§ **What needs to be done**
Please reproduce the full listing below line for line, without changing anything.
** Start Records provided **
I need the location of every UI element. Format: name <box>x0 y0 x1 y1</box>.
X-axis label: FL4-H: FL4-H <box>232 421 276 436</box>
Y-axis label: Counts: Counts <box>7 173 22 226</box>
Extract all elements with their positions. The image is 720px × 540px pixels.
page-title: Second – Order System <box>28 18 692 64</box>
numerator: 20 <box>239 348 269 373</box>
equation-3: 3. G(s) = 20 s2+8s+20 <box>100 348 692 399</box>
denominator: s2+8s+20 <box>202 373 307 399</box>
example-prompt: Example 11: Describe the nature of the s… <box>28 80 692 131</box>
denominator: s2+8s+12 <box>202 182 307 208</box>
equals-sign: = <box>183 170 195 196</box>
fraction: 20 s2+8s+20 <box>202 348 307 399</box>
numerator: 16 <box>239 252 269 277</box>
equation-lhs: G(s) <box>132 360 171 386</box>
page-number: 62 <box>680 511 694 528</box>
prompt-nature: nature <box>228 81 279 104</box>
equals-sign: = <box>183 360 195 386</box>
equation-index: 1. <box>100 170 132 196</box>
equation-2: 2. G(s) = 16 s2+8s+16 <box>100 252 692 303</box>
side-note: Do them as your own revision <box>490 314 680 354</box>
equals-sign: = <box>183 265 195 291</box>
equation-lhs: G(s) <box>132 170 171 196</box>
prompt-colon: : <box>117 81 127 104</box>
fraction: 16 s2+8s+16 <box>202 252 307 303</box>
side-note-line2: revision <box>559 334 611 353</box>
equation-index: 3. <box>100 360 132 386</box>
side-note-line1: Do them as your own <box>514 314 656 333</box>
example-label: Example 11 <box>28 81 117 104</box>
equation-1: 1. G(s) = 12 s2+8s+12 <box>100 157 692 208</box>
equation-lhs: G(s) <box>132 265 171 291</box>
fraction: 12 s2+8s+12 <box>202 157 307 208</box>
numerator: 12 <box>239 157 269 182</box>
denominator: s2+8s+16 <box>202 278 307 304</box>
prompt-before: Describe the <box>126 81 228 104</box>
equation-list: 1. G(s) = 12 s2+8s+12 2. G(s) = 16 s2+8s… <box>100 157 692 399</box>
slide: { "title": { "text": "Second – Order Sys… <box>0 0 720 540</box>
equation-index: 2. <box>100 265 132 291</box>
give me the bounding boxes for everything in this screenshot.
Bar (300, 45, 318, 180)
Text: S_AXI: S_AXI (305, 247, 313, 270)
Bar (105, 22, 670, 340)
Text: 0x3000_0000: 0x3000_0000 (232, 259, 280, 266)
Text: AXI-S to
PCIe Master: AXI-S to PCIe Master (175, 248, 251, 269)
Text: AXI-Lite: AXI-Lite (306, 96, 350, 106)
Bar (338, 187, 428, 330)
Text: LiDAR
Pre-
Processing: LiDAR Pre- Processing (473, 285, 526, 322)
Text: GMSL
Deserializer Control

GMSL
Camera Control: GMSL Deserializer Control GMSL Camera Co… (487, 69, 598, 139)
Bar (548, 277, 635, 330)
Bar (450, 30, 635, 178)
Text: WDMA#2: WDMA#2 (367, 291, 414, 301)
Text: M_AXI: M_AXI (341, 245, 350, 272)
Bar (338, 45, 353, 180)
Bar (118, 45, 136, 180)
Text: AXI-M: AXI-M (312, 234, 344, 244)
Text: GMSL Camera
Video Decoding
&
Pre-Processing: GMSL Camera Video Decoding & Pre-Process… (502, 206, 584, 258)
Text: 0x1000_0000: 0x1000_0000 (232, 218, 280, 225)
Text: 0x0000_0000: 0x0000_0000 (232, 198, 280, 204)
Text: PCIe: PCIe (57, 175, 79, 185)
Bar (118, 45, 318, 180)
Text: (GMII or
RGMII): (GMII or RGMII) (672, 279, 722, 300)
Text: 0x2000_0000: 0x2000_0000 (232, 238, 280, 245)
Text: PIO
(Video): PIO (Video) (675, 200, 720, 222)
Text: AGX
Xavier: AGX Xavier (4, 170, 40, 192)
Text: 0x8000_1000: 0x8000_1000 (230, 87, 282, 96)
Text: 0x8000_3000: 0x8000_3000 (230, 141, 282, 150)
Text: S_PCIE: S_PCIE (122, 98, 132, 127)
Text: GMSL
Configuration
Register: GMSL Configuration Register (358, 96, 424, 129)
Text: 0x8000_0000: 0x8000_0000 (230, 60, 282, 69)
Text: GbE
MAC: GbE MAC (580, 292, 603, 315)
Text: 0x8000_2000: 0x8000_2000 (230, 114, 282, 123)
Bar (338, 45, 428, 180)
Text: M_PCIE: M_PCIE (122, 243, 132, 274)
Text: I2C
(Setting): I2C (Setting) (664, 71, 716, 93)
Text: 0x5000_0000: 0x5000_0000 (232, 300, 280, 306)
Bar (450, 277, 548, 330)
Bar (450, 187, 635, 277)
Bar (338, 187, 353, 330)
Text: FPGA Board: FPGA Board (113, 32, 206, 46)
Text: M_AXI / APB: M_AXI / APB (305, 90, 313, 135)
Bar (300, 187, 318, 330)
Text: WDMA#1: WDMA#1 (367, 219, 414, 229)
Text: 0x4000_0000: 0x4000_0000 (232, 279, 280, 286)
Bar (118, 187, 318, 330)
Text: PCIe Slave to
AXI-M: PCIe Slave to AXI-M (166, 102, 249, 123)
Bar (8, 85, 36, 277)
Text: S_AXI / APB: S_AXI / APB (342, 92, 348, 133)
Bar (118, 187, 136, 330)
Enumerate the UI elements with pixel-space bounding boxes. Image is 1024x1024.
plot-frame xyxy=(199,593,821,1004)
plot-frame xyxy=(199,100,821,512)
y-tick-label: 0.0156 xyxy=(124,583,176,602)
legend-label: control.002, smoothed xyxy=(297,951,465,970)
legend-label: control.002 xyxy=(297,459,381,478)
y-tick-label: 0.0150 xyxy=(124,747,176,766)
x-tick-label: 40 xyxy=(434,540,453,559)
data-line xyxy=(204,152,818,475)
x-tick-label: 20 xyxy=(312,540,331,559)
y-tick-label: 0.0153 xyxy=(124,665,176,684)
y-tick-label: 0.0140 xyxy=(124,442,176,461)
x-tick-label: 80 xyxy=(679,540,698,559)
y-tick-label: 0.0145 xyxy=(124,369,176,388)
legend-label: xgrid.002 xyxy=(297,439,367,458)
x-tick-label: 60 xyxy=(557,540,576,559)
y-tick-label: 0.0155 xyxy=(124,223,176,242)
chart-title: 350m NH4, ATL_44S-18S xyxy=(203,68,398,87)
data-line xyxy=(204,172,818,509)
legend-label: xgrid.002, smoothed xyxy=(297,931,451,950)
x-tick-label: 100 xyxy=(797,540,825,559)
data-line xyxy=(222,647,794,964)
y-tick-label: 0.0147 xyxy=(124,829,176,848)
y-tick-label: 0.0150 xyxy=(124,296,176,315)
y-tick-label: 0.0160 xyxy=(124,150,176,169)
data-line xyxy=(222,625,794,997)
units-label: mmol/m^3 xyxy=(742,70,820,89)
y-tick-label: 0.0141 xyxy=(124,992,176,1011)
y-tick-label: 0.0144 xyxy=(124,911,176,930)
** End Records provided **
§ **Response to this exercise**
I need the location of every UI element. Format: name <box>x0 y0 x1 y1</box>.
X-axis label: FL4-H: FL4-H <box>232 421 276 436</box>
Y-axis label: Counts: Counts <box>7 173 22 226</box>
Extract all elements with their positions. The image is 720px × 540px pixels.
page-title: Second – Order System <box>28 18 692 64</box>
numerator: 20 <box>239 348 269 373</box>
equation-3: 3. G(s) = 20 s2+8s+20 <box>100 348 692 399</box>
denominator: s2+8s+20 <box>202 373 307 399</box>
example-prompt: Example 11: Describe the nature of the s… <box>28 80 692 131</box>
denominator: s2+8s+12 <box>202 182 307 208</box>
equals-sign: = <box>183 170 195 196</box>
fraction: 20 s2+8s+20 <box>202 348 307 399</box>
numerator: 16 <box>239 252 269 277</box>
equation-lhs: G(s) <box>132 360 171 386</box>
page-number: 62 <box>680 511 694 528</box>
prompt-nature: nature <box>228 81 279 104</box>
equals-sign: = <box>183 360 195 386</box>
equation-index: 1. <box>100 170 132 196</box>
equation-2: 2. G(s) = 16 s2+8s+16 <box>100 252 692 303</box>
side-note: Do them as your own revision <box>490 314 680 354</box>
equals-sign: = <box>183 265 195 291</box>
equation-lhs: G(s) <box>132 170 171 196</box>
prompt-colon: : <box>117 81 127 104</box>
fraction: 16 s2+8s+16 <box>202 252 307 303</box>
side-note-line2: revision <box>559 334 611 353</box>
equation-index: 3. <box>100 360 132 386</box>
side-note-line1: Do them as your own <box>514 314 656 333</box>
example-label: Example 11 <box>28 81 117 104</box>
equation-1: 1. G(s) = 12 s2+8s+12 <box>100 157 692 208</box>
equation-lhs: G(s) <box>132 265 171 291</box>
fraction: 12 s2+8s+12 <box>202 157 307 208</box>
numerator: 12 <box>239 157 269 182</box>
denominator: s2+8s+16 <box>202 278 307 304</box>
prompt-before: Describe the <box>126 81 228 104</box>
equation-list: 1. G(s) = 12 s2+8s+12 2. G(s) = 16 s2+8s… <box>100 157 692 399</box>
slide: { "title": { "text": "Second – Order Sys… <box>0 0 720 540</box>
equation-index: 2. <box>100 265 132 291</box>
give me the bounding boxes for everything in this screenshot.
Bar (300, 45, 318, 180)
Text: S_AXI: S_AXI (305, 247, 313, 270)
Bar (105, 22, 670, 340)
Text: 0x3000_0000: 0x3000_0000 (232, 259, 280, 266)
Text: AXI-S to
PCIe Master: AXI-S to PCIe Master (175, 248, 251, 269)
Text: AXI-Lite: AXI-Lite (306, 96, 350, 106)
Bar (338, 187, 428, 330)
Text: LiDAR
Pre-
Processing: LiDAR Pre- Processing (473, 285, 526, 322)
Text: GMSL
Deserializer Control

GMSL
Camera Control: GMSL Deserializer Control GMSL Camera Co… (487, 69, 598, 139)
Bar (548, 277, 635, 330)
Bar (450, 30, 635, 178)
Text: WDMA#2: WDMA#2 (367, 291, 414, 301)
Text: M_AXI: M_AXI (341, 245, 350, 272)
Bar (338, 45, 353, 180)
Bar (118, 45, 136, 180)
Text: AXI-M: AXI-M (312, 234, 344, 244)
Text: GMSL Camera
Video Decoding
&
Pre-Processing: GMSL Camera Video Decoding & Pre-Process… (502, 206, 584, 258)
Text: 0x1000_0000: 0x1000_0000 (232, 218, 280, 225)
Text: 0x0000_0000: 0x0000_0000 (232, 198, 280, 204)
Text: PCIe: PCIe (57, 175, 79, 185)
Bar (118, 45, 318, 180)
Text: (GMII or
RGMII): (GMII or RGMII) (672, 279, 722, 300)
Text: 0x2000_0000: 0x2000_0000 (232, 238, 280, 245)
Text: PIO
(Video): PIO (Video) (675, 200, 720, 222)
Text: AGX
Xavier: AGX Xavier (4, 170, 40, 192)
Text: 0x8000_1000: 0x8000_1000 (230, 87, 282, 96)
Text: 0x8000_3000: 0x8000_3000 (230, 141, 282, 150)
Text: S_PCIE: S_PCIE (122, 98, 132, 127)
Text: GMSL
Configuration
Register: GMSL Configuration Register (358, 96, 424, 129)
Text: 0x8000_0000: 0x8000_0000 (230, 60, 282, 69)
Text: GbE
MAC: GbE MAC (580, 292, 603, 315)
Text: 0x8000_2000: 0x8000_2000 (230, 114, 282, 123)
Bar (338, 45, 428, 180)
Text: M_PCIE: M_PCIE (122, 243, 132, 274)
Text: I2C
(Setting): I2C (Setting) (664, 71, 716, 93)
Text: 0x5000_0000: 0x5000_0000 (232, 300, 280, 306)
Bar (450, 277, 548, 330)
Bar (450, 187, 635, 277)
Bar (338, 187, 353, 330)
Text: FPGA Board: FPGA Board (113, 32, 206, 46)
Text: M_AXI / APB: M_AXI / APB (305, 90, 313, 135)
Bar (300, 187, 318, 330)
Text: WDMA#1: WDMA#1 (367, 219, 414, 229)
Text: 0x4000_0000: 0x4000_0000 (232, 279, 280, 286)
Bar (118, 187, 318, 330)
Text: PCIe Slave to
AXI-M: PCIe Slave to AXI-M (166, 102, 249, 123)
Bar (8, 85, 36, 277)
Text: S_AXI / APB: S_AXI / APB (342, 92, 348, 133)
Bar (118, 187, 136, 330)
Enumerate the UI elements with pixel-space bounding boxes. Image is 1024x1024.
plot-frame xyxy=(199,593,821,1004)
plot-frame xyxy=(199,100,821,512)
y-tick-label: 0.0156 xyxy=(124,583,176,602)
legend-label: control.002, smoothed xyxy=(297,951,465,970)
legend-label: control.002 xyxy=(297,459,381,478)
y-tick-label: 0.0150 xyxy=(124,747,176,766)
x-tick-label: 40 xyxy=(434,540,453,559)
data-line xyxy=(204,152,818,475)
x-tick-label: 20 xyxy=(312,540,331,559)
y-tick-label: 0.0153 xyxy=(124,665,176,684)
y-tick-label: 0.0140 xyxy=(124,442,176,461)
x-tick-label: 80 xyxy=(679,540,698,559)
y-tick-label: 0.0145 xyxy=(124,369,176,388)
legend-label: xgrid.002 xyxy=(297,439,367,458)
x-tick-label: 60 xyxy=(557,540,576,559)
y-tick-label: 0.0155 xyxy=(124,223,176,242)
chart-title: 350m NH4, ATL_44S-18S xyxy=(203,68,398,87)
data-line xyxy=(204,172,818,509)
legend-label: xgrid.002, smoothed xyxy=(297,931,451,950)
x-tick-label: 100 xyxy=(797,540,825,559)
data-line xyxy=(222,647,794,964)
y-tick-label: 0.0147 xyxy=(124,829,176,848)
y-tick-label: 0.0150 xyxy=(124,296,176,315)
y-tick-label: 0.0160 xyxy=(124,150,176,169)
data-line xyxy=(222,625,794,997)
units-label: mmol/m^3 xyxy=(742,70,820,89)
y-tick-label: 0.0141 xyxy=(124,992,176,1011)
y-tick-label: 0.0144 xyxy=(124,911,176,930)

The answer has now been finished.